Work instructions
Reproduce the line that holds "Give me a plain-text" together with all the lines after it up to the end of the entries.
════════════════
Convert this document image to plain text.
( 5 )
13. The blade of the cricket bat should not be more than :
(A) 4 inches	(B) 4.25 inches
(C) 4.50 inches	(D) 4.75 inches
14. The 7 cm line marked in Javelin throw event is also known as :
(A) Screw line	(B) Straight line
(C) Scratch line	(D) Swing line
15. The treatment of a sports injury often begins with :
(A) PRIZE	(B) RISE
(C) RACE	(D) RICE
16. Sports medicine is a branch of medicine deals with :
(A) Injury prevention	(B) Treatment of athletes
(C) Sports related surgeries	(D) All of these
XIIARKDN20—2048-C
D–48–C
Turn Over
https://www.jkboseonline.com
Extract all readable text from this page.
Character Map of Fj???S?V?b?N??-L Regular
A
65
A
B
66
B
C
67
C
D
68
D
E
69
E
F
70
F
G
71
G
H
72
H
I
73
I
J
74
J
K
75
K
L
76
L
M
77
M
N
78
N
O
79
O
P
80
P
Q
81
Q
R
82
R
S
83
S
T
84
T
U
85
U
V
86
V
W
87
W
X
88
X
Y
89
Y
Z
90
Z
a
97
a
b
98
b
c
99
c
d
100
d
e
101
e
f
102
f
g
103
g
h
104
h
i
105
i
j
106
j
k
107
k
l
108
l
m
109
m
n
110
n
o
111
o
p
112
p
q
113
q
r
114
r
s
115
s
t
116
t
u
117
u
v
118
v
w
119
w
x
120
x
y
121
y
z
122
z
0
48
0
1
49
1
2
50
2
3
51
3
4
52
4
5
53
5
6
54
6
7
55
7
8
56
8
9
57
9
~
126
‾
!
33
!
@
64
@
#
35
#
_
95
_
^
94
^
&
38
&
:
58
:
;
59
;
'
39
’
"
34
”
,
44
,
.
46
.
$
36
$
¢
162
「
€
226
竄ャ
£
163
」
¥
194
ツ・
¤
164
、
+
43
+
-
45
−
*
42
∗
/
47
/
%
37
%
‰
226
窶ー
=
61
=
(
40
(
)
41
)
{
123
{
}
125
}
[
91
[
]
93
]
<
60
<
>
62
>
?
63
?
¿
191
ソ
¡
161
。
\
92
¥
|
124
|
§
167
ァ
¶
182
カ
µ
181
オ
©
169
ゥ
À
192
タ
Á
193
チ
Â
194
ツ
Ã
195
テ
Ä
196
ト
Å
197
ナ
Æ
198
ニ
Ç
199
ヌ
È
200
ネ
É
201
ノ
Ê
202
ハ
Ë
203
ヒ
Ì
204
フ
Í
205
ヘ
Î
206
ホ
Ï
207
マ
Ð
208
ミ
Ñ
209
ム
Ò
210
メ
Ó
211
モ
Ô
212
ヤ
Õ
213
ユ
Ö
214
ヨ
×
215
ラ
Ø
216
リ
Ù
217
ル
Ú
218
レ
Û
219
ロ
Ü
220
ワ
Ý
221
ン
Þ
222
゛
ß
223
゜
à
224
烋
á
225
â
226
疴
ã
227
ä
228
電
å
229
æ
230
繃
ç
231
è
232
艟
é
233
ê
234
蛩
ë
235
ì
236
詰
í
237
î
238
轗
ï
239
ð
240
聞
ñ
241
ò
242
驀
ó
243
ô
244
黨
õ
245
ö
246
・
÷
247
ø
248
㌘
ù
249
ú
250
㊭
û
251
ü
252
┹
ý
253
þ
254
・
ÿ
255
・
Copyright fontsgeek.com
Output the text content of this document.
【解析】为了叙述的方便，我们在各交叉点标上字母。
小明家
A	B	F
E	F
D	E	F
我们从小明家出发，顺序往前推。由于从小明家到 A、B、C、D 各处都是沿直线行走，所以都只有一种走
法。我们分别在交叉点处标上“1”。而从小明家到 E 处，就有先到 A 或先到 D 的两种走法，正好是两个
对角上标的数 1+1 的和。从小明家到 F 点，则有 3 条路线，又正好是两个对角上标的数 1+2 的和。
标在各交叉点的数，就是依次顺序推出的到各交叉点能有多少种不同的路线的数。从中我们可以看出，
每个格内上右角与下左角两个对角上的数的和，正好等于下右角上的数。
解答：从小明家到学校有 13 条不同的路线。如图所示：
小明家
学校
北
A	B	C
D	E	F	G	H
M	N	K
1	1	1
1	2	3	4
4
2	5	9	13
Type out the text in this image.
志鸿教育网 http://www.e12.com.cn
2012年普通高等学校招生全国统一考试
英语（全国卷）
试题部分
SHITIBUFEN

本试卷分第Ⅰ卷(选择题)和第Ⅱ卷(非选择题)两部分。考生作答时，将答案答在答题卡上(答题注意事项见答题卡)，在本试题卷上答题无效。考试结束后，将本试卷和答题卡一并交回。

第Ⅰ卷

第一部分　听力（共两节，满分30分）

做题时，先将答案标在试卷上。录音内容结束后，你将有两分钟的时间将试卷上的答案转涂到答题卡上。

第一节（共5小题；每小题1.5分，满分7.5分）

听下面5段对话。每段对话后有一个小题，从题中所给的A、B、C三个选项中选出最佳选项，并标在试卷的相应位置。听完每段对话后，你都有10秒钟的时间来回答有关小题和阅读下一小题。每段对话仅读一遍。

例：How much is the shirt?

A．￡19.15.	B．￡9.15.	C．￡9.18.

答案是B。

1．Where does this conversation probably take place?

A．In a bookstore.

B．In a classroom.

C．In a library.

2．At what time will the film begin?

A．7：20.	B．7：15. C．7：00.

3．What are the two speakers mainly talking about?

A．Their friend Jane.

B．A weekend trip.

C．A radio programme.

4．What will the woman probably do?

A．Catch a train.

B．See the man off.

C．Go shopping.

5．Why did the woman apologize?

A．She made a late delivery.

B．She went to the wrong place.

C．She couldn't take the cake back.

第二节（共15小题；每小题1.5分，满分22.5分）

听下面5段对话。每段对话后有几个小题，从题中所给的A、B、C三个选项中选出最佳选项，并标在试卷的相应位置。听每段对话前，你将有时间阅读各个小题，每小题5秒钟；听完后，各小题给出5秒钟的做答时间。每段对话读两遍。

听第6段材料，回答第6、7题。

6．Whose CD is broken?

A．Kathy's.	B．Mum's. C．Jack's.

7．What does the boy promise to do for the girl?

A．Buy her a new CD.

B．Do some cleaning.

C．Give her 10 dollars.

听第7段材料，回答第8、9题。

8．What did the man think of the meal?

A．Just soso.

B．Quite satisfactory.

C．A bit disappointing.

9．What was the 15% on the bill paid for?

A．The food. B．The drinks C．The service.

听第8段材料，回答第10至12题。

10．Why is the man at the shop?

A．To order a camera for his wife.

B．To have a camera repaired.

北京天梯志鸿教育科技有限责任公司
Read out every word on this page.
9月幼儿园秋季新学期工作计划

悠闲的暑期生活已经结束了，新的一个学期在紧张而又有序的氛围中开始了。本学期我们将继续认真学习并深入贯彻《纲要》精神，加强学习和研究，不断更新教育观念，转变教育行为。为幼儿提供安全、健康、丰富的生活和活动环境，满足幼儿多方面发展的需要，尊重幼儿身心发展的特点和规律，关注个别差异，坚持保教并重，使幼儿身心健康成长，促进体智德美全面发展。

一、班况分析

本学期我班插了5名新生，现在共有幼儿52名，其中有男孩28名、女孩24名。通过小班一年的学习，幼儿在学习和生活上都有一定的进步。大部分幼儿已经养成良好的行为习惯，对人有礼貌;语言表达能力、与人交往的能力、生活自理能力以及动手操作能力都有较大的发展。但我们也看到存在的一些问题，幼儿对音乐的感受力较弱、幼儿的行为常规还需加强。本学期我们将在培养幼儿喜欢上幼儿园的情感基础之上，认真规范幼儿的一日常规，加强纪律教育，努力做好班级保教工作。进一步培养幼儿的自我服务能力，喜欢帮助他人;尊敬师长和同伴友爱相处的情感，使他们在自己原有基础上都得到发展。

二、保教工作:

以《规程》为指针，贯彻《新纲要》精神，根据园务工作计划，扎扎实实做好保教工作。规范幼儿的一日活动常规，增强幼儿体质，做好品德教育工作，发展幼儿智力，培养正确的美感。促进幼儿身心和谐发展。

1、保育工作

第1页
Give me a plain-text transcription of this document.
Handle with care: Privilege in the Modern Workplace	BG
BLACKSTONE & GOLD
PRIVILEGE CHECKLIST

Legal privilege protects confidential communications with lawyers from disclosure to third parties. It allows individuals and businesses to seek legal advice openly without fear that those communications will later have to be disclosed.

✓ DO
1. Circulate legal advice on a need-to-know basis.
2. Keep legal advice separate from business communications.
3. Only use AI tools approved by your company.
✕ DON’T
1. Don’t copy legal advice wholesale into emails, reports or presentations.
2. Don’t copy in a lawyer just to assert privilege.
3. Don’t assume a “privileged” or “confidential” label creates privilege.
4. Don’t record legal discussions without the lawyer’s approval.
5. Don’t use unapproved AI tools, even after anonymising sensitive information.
════════════════
Reply
Give me a plain-text transcription of this document.
Handle with care: Privilege in the Modern Workplace	BG
BLACKSTONE & GOLD
PRIVILEGE CHECKLIST

Legal privilege protects confidential communications with lawyers from disclosure to third parties. It allows individuals and businesses to seek legal advice openly without fear that those communications will later have to be disclosed.

✓ DO
1. Circulate legal advice on a need-to-know basis.
2. Keep legal advice separate from business communications.
3. Only use AI tools approved by your company.
✕ DON’T
1. Don’t copy legal advice wholesale into emails, reports or presentations.
2. Don’t copy in a lawyer just to assert privilege.
3. Don’t assume a “privileged” or “confidential” label creates privilege.
4. Don’t record legal discussions without the lawyer’s approval.
5. Don’t use unapproved AI tools, even after anonymising sensitive information.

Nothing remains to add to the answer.